**What you should do**
Keep every line where the word "реализации" appears; drop the rest.

+++

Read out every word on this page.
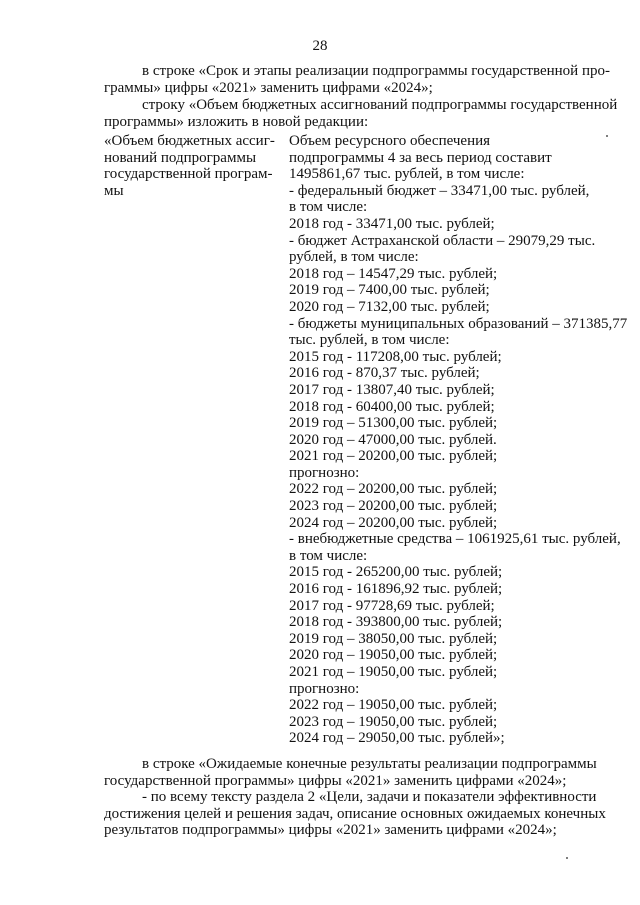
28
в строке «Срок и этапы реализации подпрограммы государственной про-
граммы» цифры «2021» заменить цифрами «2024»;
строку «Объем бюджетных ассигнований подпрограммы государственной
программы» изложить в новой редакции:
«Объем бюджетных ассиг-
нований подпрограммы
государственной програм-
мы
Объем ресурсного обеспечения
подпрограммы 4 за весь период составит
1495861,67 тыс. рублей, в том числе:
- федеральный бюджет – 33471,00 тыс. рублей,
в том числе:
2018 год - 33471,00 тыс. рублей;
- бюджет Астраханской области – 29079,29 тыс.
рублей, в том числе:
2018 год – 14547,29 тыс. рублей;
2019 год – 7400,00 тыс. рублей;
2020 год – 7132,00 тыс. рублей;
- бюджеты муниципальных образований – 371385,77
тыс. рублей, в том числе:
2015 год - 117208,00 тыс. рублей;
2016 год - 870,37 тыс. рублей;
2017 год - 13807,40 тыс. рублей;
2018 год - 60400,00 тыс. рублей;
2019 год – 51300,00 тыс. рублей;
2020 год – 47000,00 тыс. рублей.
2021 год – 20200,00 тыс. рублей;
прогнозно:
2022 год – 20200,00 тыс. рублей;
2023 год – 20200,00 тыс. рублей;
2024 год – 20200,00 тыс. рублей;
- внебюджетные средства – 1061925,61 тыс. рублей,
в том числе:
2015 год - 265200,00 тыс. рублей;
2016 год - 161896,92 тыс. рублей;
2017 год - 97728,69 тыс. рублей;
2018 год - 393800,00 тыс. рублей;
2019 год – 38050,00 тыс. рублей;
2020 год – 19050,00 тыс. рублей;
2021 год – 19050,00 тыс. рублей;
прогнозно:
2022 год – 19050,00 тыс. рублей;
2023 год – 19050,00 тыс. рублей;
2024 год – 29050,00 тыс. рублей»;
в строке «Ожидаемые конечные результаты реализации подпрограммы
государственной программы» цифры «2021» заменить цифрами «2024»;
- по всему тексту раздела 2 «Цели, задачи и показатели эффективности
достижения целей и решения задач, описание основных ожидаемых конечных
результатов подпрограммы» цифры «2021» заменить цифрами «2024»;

+++

**Written answer**
в строке «Срок и этапы реализации подпрограммы государственной про-
в строке «Ожидаемые конечные результаты реализации подпрограммы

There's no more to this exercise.